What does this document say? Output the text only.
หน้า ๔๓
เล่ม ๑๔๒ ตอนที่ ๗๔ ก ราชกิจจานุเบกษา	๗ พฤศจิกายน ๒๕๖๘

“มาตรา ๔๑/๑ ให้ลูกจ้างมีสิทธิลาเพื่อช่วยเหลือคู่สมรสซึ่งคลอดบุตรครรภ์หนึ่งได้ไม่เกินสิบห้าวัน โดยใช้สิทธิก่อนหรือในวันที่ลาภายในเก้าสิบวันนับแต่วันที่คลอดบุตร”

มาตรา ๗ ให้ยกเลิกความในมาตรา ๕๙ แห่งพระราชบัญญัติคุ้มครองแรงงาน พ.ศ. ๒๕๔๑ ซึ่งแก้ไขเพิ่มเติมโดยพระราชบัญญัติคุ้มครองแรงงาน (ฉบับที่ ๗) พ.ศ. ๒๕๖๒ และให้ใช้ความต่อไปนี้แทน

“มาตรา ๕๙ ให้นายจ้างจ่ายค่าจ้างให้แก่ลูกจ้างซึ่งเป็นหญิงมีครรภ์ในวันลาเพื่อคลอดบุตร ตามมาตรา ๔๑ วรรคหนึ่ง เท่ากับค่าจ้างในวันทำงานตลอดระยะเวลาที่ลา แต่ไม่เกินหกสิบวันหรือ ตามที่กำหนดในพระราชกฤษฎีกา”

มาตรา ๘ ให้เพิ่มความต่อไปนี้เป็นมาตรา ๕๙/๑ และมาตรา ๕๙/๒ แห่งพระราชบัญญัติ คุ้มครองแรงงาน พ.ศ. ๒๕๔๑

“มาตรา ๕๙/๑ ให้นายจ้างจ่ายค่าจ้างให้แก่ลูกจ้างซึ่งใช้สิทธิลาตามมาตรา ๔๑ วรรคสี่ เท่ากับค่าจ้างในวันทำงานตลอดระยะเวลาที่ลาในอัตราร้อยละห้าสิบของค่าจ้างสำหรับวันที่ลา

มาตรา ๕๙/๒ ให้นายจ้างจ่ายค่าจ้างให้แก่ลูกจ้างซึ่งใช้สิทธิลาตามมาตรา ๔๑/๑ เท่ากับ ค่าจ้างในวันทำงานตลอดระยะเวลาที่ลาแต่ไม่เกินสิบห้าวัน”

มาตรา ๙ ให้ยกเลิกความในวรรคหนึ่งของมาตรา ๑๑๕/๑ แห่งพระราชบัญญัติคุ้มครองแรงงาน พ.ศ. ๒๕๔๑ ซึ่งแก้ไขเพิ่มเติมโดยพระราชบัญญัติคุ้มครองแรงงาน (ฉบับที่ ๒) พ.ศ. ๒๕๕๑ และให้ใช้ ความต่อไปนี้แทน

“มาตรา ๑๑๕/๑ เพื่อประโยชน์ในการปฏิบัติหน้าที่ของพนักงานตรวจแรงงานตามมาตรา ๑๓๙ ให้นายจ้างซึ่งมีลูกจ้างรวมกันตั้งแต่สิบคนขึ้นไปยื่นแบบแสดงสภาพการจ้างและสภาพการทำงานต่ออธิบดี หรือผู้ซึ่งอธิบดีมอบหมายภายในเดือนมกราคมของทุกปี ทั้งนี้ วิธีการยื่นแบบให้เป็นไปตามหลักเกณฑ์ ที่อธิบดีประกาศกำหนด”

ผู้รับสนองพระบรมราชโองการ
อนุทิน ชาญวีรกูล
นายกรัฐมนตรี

- - -

- _Required task_
From the entries, copy out each line containing the word "ลาตามมาตรา".

- _In response_
“มาตรา ๕๙/๑ ให้นายจ้างจ่ายค่าจ้างให้แก่ลูกจ้างซึ่งใช้สิทธิลาตามมาตรา ๔๑ วรรคสี่ เท่ากับค่าจ้างในวันทำงานตลอดระยะเวลาที่ลาในอัตราร้อยละห้าสิบของค่าจ้างสำหรับวันที่ลา
มาตรา ๕๙/๒ ให้นายจ้างจ่ายค่าจ้างให้แก่ลูกจ้างซึ่งใช้สิทธิลาตามมาตรา ๔๑/๑ เท่ากับ ค่าจ้างในวันทำงานตลอดระยะเวลาที่ลาแต่ไม่เกินสิบห้าวัน”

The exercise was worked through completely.